▶ **Aim**
Pull out every line below holding the word "this".

Source records
::::
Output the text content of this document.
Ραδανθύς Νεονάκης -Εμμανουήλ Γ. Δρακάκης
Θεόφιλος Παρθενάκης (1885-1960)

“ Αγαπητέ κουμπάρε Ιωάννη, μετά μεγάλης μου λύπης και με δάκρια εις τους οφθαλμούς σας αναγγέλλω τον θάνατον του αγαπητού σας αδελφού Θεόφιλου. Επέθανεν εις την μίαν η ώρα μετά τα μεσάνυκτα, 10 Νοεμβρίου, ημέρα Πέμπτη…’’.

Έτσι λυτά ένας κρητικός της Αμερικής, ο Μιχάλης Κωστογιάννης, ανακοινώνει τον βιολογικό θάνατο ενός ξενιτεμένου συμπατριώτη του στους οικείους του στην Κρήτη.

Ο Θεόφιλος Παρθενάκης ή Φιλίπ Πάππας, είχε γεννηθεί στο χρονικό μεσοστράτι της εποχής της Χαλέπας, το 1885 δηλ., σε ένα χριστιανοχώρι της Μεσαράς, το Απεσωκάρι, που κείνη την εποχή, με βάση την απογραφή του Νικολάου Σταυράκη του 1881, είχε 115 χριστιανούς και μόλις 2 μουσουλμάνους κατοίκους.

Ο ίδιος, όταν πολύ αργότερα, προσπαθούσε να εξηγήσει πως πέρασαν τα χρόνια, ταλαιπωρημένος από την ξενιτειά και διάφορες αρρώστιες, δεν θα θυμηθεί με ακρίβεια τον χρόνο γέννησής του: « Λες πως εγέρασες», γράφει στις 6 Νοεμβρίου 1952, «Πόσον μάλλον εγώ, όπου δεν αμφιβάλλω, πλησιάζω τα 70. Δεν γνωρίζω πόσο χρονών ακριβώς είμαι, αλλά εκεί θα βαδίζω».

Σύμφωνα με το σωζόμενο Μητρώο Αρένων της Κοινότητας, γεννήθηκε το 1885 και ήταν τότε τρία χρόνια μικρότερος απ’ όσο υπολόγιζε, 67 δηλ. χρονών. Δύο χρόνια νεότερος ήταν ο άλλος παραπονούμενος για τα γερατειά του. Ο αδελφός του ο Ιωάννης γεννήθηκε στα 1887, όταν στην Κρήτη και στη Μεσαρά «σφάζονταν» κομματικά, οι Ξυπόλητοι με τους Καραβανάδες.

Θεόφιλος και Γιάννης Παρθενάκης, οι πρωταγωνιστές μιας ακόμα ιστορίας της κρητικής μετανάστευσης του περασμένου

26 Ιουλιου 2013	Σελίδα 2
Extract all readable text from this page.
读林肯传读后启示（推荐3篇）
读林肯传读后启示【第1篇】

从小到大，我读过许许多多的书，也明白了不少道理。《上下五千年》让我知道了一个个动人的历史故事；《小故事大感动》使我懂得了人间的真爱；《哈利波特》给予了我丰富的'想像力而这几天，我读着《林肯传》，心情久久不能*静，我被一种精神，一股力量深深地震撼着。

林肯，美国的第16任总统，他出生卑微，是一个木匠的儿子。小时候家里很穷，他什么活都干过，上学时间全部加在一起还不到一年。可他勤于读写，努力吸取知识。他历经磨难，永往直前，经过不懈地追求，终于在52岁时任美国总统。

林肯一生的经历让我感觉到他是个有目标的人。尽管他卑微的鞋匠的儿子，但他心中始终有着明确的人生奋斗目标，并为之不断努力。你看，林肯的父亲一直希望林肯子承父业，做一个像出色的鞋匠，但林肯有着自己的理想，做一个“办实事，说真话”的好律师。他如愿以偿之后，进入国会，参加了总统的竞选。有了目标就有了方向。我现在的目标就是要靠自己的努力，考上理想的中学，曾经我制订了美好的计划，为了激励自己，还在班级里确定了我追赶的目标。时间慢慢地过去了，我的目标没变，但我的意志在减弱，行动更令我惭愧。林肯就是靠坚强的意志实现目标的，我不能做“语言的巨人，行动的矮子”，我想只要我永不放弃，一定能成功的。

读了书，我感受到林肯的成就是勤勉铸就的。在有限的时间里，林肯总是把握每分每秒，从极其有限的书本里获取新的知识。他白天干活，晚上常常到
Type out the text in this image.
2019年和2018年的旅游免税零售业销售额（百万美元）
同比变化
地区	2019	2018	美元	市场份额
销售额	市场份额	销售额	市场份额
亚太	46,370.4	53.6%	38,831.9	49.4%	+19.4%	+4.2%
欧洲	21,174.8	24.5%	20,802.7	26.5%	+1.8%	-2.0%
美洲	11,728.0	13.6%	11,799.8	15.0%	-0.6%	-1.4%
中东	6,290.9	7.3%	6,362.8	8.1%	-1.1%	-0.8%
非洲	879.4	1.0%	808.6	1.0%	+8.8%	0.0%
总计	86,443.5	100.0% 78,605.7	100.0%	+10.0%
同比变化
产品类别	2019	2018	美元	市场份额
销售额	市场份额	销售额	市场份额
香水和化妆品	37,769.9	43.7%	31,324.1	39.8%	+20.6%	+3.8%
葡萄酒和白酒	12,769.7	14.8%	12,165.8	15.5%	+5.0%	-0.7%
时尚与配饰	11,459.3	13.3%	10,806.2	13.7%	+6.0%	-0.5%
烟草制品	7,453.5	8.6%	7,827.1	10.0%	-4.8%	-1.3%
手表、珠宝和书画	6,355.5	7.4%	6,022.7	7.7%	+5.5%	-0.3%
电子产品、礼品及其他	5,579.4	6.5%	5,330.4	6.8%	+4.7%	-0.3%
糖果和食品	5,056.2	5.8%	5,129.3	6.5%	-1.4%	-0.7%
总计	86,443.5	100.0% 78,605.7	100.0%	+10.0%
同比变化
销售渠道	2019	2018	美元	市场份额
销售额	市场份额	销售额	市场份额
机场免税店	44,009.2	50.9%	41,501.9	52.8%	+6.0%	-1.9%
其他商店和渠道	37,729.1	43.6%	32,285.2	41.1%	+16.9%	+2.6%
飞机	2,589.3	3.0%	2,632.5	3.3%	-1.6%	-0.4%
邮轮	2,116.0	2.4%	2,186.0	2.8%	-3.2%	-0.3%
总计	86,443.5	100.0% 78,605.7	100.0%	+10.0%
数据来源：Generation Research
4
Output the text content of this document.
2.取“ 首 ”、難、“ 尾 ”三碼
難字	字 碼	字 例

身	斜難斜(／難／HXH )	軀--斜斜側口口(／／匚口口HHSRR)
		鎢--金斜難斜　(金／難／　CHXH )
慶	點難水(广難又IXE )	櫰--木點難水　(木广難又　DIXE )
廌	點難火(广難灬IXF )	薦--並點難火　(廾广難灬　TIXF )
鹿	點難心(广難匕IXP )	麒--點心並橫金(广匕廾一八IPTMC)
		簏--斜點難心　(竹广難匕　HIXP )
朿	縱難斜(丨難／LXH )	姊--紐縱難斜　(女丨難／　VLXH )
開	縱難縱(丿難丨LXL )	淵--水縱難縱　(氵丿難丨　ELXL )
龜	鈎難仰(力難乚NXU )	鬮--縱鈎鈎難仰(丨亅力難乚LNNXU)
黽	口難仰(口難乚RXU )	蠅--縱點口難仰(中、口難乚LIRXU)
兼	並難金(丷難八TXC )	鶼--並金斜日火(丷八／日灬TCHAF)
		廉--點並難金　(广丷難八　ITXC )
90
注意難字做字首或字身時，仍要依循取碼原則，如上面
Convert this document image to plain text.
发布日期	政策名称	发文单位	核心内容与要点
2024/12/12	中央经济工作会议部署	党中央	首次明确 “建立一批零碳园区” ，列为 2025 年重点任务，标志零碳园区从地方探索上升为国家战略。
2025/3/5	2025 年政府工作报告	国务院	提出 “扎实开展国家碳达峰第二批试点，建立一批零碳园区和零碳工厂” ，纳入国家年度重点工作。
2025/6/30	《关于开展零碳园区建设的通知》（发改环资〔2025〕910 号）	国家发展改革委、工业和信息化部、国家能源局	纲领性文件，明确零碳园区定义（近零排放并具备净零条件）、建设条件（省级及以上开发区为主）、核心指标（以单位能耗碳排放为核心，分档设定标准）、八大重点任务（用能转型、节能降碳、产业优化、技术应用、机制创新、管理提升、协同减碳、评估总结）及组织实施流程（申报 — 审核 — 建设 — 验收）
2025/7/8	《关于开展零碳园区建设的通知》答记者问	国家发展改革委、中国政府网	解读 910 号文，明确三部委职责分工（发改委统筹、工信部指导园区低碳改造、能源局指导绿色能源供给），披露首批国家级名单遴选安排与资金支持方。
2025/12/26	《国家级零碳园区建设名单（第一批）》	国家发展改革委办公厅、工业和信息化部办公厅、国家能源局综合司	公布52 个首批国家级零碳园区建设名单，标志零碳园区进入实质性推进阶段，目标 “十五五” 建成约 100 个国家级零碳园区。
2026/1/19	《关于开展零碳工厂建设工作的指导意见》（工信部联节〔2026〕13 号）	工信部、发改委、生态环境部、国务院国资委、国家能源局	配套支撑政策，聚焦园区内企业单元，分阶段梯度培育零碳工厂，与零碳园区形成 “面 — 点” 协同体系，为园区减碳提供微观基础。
::::
▶ **Output of the task**
Output the text content of this document.
Extract all readable text from this page.
Type out the text in this image.
Output the text content of this document.
Convert this document image to plain text.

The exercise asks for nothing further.